* _Brief 1_
From the question about binning pairs, list each pair in the list that begins with {0.2,1}.
* _Brief 2_
Reproduce the entries line for line. Begin at the very first line of the entries and stop after the line that contains "power-icon[interactable] <box>1000 0".

* _Source_

━━━

Say one has a list of pairs
list = {{0,1},{1,2},{1,4},{5,6},{3,2},{3,5},{0,9}}
and one wants to sum the second element of the pairs for which the first element is equal, i.e, obtain:
{{0,10},{1,6},{3,7},{5,6}}
Then, there are many posts that provide wonderful answers, such as:
-https://mathematica.stackexchange.com/questions/4332/combining-values-in-one-column-or-part-when-values-in-another-column-or-part
-https://mathematica.stackexchange.com/questions/146882/list-of-tuples-group-by-first-element-of-tuple-sum-up-the-second-element-per-g
My question differs only slightly, namely, I have a list of pairs, ordered by first element
list = {{0.2,1},{0.2,9},{1.1,2},{1.2,4},{3.2,2},{3.5,5},{5.6,6}}
and I want to create n
bins based on the first element, the value of a bin being the total mass (second elements) of the items in the bin. For example, if I would want to create n = 2
bins in the interval [0, 6), I would get bins with ranges [0, 3) and [3, 6), and their total masses are, respectively, 16 and 13. Identifying a bin with its left limit, the desired output would thus be
{{0,16},{3,13}}
Based on the code of the first described problem, I wrote the following procedure (which for now uses the range as given in the code, but should work with any range whose right limit is strictly larger than the biggest first element of the list):
tempList = Transpose@list;
range = {Min[tempList] - 1, Max[tempList] + 1};
rounding = (tempList[[1]][[-1]] - tempList[[1]][[1]])/n;
convolution[[1]] =
tempList[[1]][[1]] + (Round[#, rounding] & /@ (tempList[[1]] -
tempList[[1]][[1]]));
output =
Transpose[
Map[{#[[1, 1]], Total[#[[;; , 2]]]} &,
GatherBy[Transpose[tempList], First[#] &]]];
Note: The last line stems from the links above.
However, I was wondering if more efficient methods are possible, that (perhaps) explicitely use the different nature of our program by, e.g., some splitting procedures. The lists I work with are typically around size 100 000, and n
would have size 10 000.

━━━

* _Supplied records_
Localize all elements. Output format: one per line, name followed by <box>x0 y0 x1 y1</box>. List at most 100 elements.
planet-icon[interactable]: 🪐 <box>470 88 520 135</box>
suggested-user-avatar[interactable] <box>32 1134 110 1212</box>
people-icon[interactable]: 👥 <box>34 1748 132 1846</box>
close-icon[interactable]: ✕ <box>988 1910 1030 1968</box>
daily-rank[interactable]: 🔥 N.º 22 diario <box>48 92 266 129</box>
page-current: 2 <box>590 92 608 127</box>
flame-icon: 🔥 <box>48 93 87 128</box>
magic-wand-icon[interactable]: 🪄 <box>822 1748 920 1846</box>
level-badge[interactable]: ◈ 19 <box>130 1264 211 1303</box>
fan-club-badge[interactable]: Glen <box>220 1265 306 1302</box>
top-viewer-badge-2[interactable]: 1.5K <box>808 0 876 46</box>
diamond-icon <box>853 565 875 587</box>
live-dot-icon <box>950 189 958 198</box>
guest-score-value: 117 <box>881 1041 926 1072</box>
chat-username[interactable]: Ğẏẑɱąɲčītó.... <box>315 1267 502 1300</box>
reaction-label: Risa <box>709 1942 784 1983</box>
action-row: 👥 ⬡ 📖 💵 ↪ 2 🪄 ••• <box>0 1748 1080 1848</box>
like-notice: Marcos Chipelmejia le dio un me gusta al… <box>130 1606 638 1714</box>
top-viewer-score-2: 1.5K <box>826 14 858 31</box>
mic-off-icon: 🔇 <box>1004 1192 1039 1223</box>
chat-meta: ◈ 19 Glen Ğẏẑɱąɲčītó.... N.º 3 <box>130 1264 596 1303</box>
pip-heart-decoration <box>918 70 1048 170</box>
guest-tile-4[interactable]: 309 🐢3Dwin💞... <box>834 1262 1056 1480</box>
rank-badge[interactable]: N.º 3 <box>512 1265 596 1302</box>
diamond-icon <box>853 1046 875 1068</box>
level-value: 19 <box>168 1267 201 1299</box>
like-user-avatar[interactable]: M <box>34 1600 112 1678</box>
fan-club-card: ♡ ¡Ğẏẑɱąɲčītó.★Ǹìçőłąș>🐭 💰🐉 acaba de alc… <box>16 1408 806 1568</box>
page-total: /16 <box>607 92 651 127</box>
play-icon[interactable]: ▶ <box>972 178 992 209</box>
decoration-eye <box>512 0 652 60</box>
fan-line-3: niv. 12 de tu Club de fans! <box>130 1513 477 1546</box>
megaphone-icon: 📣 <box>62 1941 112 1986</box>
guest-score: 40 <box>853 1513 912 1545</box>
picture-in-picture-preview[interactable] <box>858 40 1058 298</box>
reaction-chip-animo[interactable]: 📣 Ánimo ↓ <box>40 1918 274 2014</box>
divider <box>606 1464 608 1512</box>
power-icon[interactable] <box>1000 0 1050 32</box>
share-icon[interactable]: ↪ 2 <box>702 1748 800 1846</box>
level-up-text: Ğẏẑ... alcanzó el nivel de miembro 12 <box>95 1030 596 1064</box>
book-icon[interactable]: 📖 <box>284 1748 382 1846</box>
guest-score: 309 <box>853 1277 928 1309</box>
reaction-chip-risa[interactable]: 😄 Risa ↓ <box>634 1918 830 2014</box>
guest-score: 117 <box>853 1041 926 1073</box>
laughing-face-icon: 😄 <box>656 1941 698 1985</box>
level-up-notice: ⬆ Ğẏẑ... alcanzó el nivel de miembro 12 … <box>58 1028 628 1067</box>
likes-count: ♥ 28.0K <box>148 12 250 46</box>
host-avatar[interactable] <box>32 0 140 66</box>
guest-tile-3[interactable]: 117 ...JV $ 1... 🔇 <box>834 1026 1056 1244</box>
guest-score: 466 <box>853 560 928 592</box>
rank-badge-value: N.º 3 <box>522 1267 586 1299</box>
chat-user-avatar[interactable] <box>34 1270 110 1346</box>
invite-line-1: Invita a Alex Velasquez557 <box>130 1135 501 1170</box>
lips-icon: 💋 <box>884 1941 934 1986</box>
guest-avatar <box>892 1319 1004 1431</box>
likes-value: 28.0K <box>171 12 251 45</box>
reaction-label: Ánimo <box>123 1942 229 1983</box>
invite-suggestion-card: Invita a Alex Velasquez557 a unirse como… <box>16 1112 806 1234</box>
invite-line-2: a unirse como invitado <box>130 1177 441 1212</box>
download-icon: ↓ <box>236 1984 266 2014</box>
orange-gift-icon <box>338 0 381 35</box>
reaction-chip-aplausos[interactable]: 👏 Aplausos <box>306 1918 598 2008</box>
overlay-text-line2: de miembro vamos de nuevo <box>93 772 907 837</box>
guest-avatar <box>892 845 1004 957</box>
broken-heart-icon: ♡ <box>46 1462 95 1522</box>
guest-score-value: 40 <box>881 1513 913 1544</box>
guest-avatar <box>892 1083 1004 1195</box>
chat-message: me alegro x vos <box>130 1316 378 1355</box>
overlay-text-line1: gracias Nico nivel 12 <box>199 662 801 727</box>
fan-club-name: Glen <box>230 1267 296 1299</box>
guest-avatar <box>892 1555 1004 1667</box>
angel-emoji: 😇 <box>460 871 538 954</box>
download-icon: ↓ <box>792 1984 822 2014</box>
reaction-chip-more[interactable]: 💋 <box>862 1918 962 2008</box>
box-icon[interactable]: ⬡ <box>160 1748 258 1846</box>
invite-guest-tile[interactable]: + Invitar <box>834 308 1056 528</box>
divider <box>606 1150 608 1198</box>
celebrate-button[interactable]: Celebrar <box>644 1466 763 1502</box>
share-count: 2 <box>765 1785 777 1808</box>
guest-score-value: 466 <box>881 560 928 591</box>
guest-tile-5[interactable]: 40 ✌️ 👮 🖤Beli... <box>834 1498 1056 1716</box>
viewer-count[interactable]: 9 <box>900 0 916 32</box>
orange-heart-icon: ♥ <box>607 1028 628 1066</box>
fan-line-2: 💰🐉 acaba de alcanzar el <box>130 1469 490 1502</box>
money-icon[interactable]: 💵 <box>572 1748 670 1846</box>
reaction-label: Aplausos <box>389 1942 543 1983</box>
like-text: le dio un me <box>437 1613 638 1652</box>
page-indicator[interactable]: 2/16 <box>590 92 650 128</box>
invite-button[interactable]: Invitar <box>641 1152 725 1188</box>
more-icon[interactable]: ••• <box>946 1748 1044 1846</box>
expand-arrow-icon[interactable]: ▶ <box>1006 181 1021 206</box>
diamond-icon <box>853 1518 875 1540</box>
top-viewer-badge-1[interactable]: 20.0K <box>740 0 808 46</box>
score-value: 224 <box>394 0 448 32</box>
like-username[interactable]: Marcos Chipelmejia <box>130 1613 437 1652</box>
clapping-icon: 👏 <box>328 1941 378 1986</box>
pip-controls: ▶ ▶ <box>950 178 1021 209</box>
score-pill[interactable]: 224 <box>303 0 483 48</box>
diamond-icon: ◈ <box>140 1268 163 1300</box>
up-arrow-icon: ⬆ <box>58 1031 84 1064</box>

━━━

* _Reply 1_
{0.2,1}
{0.2,9}
{1.1,2}
{1.2,4}
{3.2,2}
{3.5,5}
{5.6,6}

* _Reply 2_
Localize all elements. Output format: one per line, name followed by <box>x0 y0 x1 y1</box>. List at most 100 elements.
planet-icon[interactable]: 🪐 <box>470 88 520 135</box>
suggested-user-avatar[interactable] <box>32 1134 110 1212</box>
people-icon[interactable]: 👥 <box>34 1748 132 1846</box>
close-icon[interactable]: ✕ <box>988 1910 1030 1968</box>
daily-rank[interactable]: 🔥 N.º 22 diario <box>48 92 266 129</box>
page-current: 2 <box>590 92 608 127</box>
flame-icon: 🔥 <box>48 93 87 128</box>
magic-wand-icon[interactable]: 🪄 <box>822 1748 920 1846</box>
level-badge[interactable]: ◈ 19 <box>130 1264 211 1303</box>
fan-club-badge[interactable]: Glen <box>220 1265 306 1302</box>
top-viewer-badge-2[interactable]: 1.5K <box>808 0 876 46</box>
diamond-icon <box>853 565 875 587</box>
live-dot-icon <box>950 189 958 198</box>
guest-score-value: 117 <box>881 1041 926 1072</box>
chat-username[interactable]: Ğẏẑɱąɲčītó.... <box>315 1267 502 1300</box>
reaction-label: Risa <box>709 1942 784 1983</box>
action-row: 👥 ⬡ 📖 💵 ↪ 2 🪄 ••• <box>0 1748 1080 1848</box>
like-notice: Marcos Chipelmejia le dio un me gusta al… <box>130 1606 638 1714</box>
top-viewer-score-2: 1.5K <box>826 14 858 31</box>
mic-off-icon: 🔇 <box>1004 1192 1039 1223</box>
chat-meta: ◈ 19 Glen Ğẏẑɱąɲčītó.... N.º 3 <box>130 1264 596 1303</box>
pip-heart-decoration <box>918 70 1048 170</box>
guest-tile-4[interactable]: 309 🐢3Dwin💞... <box>834 1262 1056 1480</box>
rank-badge[interactable]: N.º 3 <box>512 1265 596 1302</box>
diamond-icon <box>853 1046 875 1068</box>
level-value: 19 <box>168 1267 201 1299</box>
like-user-avatar[interactable]: M <box>34 1600 112 1678</box>
fan-club-card: ♡ ¡Ğẏẑɱąɲčītó.★Ǹìçőłąș>🐭 💰🐉 acaba de alc… <box>16 1408 806 1568</box>
page-total: /16 <box>607 92 651 127</box>
play-icon[interactable]: ▶ <box>972 178 992 209</box>
decoration-eye <box>512 0 652 60</box>
fan-line-3: niv. 12 de tu Club de fans! <box>130 1513 477 1546</box>
megaphone-icon: 📣 <box>62 1941 112 1986</box>
guest-score: 40 <box>853 1513 912 1545</box>
picture-in-picture-preview[interactable] <box>858 40 1058 298</box>
reaction-chip-animo[interactable]: 📣 Ánimo ↓ <box>40 1918 274 2014</box>
divider <box>606 1464 608 1512</box>
power-icon[interactable] <box>1000 0 1050 32</box>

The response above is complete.